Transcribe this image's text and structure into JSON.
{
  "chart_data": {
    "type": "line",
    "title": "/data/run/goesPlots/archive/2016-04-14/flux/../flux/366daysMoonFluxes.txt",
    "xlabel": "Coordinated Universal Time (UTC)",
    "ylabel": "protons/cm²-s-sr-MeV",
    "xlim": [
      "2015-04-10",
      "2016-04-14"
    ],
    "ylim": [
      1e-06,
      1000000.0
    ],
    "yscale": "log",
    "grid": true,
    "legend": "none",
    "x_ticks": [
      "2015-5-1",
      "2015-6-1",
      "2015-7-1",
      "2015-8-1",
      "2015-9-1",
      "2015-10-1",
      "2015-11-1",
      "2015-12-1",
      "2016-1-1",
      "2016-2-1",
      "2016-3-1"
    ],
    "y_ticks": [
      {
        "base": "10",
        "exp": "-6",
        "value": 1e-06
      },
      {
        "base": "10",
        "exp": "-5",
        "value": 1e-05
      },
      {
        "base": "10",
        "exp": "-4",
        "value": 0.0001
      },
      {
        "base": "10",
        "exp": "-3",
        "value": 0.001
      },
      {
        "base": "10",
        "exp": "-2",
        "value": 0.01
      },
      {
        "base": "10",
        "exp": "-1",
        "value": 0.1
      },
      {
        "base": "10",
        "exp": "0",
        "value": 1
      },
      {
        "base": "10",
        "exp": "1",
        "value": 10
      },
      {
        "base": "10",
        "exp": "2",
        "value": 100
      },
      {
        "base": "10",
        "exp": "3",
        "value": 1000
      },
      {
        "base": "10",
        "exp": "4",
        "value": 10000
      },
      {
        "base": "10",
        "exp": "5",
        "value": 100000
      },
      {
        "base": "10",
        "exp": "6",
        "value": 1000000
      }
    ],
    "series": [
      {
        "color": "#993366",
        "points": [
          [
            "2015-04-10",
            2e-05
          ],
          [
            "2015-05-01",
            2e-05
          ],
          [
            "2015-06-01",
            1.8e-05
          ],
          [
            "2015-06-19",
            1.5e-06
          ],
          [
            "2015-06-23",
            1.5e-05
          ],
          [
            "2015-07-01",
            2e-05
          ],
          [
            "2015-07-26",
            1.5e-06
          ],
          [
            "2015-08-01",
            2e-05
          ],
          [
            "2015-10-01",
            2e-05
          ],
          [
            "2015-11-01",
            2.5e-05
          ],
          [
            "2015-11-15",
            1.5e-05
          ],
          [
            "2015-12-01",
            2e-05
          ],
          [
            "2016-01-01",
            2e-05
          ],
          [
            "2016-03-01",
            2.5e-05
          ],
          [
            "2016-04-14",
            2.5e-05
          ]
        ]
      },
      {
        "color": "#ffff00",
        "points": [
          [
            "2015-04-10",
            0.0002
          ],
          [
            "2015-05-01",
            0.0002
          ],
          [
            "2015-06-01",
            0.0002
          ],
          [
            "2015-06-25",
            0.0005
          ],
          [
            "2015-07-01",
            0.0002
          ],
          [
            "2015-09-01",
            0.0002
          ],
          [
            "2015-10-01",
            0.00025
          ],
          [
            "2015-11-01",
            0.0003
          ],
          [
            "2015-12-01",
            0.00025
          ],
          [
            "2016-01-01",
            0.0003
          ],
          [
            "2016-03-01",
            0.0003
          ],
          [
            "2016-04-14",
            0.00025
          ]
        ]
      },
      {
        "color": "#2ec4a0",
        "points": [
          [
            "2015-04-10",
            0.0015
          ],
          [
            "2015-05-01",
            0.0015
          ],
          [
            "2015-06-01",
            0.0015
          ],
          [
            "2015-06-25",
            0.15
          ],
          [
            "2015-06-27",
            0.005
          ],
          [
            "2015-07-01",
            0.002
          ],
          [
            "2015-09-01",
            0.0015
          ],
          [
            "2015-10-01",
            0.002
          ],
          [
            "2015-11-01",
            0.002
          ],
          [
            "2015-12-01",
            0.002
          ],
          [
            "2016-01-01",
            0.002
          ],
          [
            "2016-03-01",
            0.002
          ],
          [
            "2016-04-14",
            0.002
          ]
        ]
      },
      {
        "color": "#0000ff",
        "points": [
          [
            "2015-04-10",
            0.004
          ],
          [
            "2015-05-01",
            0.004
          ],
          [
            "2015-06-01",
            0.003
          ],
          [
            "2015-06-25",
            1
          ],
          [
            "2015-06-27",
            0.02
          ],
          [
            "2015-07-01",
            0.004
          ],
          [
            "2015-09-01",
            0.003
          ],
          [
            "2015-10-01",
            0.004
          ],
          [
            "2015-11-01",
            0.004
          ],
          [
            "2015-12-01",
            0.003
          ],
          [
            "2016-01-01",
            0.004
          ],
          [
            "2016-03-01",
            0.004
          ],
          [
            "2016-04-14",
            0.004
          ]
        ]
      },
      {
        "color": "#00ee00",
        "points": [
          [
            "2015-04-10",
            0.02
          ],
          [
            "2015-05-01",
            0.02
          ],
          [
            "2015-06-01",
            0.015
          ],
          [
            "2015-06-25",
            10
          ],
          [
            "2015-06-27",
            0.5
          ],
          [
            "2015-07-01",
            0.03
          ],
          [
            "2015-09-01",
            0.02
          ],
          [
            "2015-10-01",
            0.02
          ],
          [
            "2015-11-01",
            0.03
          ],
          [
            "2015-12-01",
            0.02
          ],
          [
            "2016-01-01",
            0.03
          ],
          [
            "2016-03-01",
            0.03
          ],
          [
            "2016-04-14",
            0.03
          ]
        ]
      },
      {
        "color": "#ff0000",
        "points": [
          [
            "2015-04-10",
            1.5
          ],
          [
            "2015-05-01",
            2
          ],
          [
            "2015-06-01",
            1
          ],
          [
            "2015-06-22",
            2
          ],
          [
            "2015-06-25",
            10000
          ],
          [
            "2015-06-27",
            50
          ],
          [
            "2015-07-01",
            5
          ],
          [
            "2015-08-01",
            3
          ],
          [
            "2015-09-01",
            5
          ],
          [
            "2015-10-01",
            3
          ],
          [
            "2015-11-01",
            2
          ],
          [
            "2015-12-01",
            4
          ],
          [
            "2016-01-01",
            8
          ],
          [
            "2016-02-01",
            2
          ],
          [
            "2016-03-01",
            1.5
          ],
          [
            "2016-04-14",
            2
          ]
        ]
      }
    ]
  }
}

=== TO DO ===
The records above are to be repeated exactly, in their entirety.

=== OUTPUT OF THE EXERCISE ===
Transcribe this image's text and structure into JSON.
{
  "chart_data": {
    "type": "line",
    "title": "/data/run/goesPlots/archive/2016-04-14/flux/../flux/366daysMoonFluxes.txt",
    "xlabel": "Coordinated Universal Time (UTC)",
    "ylabel": "protons/cm²-s-sr-MeV",
    "xlim": [
      "2015-04-10",
      "2016-04-14"
    ],
    "ylim": [
      1e-06,
      1000000.0
    ],
    "yscale": "log",
    "grid": true,
    "legend": "none",
    "x_ticks": [
      "2015-5-1",
      "2015-6-1",
      "2015-7-1",
      "2015-8-1",
      "2015-9-1",
      "2015-10-1",
      "2015-11-1",
      "2015-12-1",
      "2016-1-1",
      "2016-2-1",
      "2016-3-1"
    ],
    "y_ticks": [
      {
        "base": "10",
        "exp": "-6",
        "value": 1e-06
      },
      {
        "base": "10",
        "exp": "-5",
        "value": 1e-05
      },
      {
        "base": "10",
        "exp": "-4",
        "value": 0.0001
      },
      {
        "base": "10",
        "exp": "-3",
        "value": 0.001
      },
      {
        "base": "10",
        "exp": "-2",
        "value": 0.01
      },
      {
        "base": "10",
        "exp": "-1",
        "value": 0.1
      },
      {
        "base": "10",
        "exp": "0",
        "value": 1
      },
      {
        "base": "10",
        "exp": "1",
        "value": 10
      },
      {
        "base": "10",
        "exp": "2",
        "value": 100
      },
      {
        "base": "10",
        "exp": "3",
        "value": 1000
      },
      {
        "base": "10",
        "exp": "4",
        "value": 10000
      },
      {
        "base": "10",
        "exp": "5",
        "value": 100000
      },
      {
        "base": "10",
        "exp": "6",
        "value": 1000000
      }
    ],
    "series": [
      {
        "color": "#993366",
        "points": [
          [
            "2015-04-10",
            2e-05
          ],
          [
            "2015-05-01",
            2e-05
          ],
          [
            "2015-06-01",
            1.8e-05
          ],
          [
            "2015-06-19",
            1.5e-06
          ],
          [
            "2015-06-23",
            1.5e-05
          ],
          [
            "2015-07-01",
            2e-05
          ],
          [
            "2015-07-26",
            1.5e-06
          ],
          [
            "2015-08-01",
            2e-05
          ],
          [
            "2015-10-01",
            2e-05
          ],
          [
            "2015-11-01",
            2.5e-05
          ],
          [
            "2015-11-15",
            1.5e-05
          ],
          [
            "2015-12-01",
            2e-05
          ],
          [
            "2016-01-01",
            2e-05
          ],
          [
            "2016-03-01",
            2.5e-05
          ],
          [
            "2016-04-14",
            2.5e-05
          ]
        ]
      },
      {
        "color": "#ffff00",
        "points": [
          [
            "2015-04-10",
            0.0002
          ],
          [
            "2015-05-01",
            0.0002
          ],
          [
            "2015-06-01",
            0.0002
          ],
          [
            "2015-06-25",
            0.0005
          ],
          [
            "2015-07-01",
            0.0002
          ],
          [
            "2015-09-01",
            0.0002
          ],
          [
            "2015-10-01",
            0.00025
          ],
          [
            "2015-11-01",
            0.0003
          ],
          [
            "2015-12-01",
            0.00025
          ],
          [
            "2016-01-01",
            0.0003
          ],
          [
            "2016-03-01",
            0.0003
          ],
          [
            "2016-04-14",
            0.00025
          ]
        ]
      },
      {
        "color": "#2ec4a0",
        "points": [
          [
            "2015-04-10",
            0.0015
          ],
          [
            "2015-05-01",
            0.0015
          ],
          [
            "2015-06-01",
            0.0015
          ],
          [
            "2015-06-25",
            0.15
          ],
          [
            "2015-06-27",
            0.005
          ],
          [
            "2015-07-01",
            0.002
          ],
          [
            "2015-09-01",
            0.0015
          ],
          [
            "2015-10-01",
            0.002
          ],
          [
            "2015-11-01",
            0.002
          ],
          [
            "2015-12-01",
            0.002
          ],
          [
            "2016-01-01",
            0.002
          ],
          [
            "2016-03-01",
            0.002
          ],
          [
            "2016-04-14",
            0.002
          ]
        ]
      },
      {
        "color": "#0000ff",
        "points": [
          [
            "2015-04-10",
            0.004
          ],
          [
            "2015-05-01",
            0.004
          ],
          [
            "2015-06-01",
            0.003
          ],
          [
            "2015-06-25",
            1
          ],
          [
            "2015-06-27",
            0.02
          ],
          [
            "2015-07-01",
            0.004
          ],
          [
            "2015-09-01",
            0.003
          ],
          [
            "2015-10-01",
            0.004
          ],
          [
            "2015-11-01",
            0.004
          ],
          [
            "2015-12-01",
            0.003
          ],
          [
            "2016-01-01",
            0.004
          ],
          [
            "2016-03-01",
            0.004
          ],
          [
            "2016-04-14",
            0.004
          ]
        ]
      },
      {
        "color": "#00ee00",
        "points": [
          [
            "2015-04-10",
            0.02
          ],
          [
            "2015-05-01",
            0.02
          ],
          [
            "2015-06-01",
            0.015
          ],
          [
            "2015-06-25",
            10
          ],
          [
            "2015-06-27",
            0.5
          ],
          [
            "2015-07-01",
            0.03
          ],
          [
            "2015-09-01",
            0.02
          ],
          [
            "2015-10-01",
            0.02
          ],
          [
            "2015-11-01",
            0.03
          ],
          [
            "2015-12-01",
            0.02
          ],
          [
            "2016-01-01",
            0.03
          ],
          [
            "2016-03-01",
            0.03
          ],
          [
            "2016-04-14",
            0.03
          ]
        ]
      },
      {
        "color": "#ff0000",
        "points": [
          [
            "2015-04-10",
            1.5
          ],
          [
            "2015-05-01",
            2
          ],
          [
            "2015-06-01",
            1
          ],
          [
            "2015-06-22",
            2
          ],
          [
            "2015-06-25",
            10000
          ],
          [
            "2015-06-27",
            50
          ],
          [
            "2015-07-01",
            5
          ],
          [
            "2015-08-01",
            3
          ],
          [
            "2015-09-01",
            5
          ],
          [
            "2015-10-01",
            3
          ],
          [
            "2015-11-01",
            2
          ],
          [
            "2015-12-01",
            4
          ],
          [
            "2016-01-01",
            8
          ],
          [
            "2016-02-01",
            2
          ],
          [
            "2016-03-01",
            1.5
          ],
          [
            "2016-04-14",
            2
          ]
        ]
      }
    ]
  }
}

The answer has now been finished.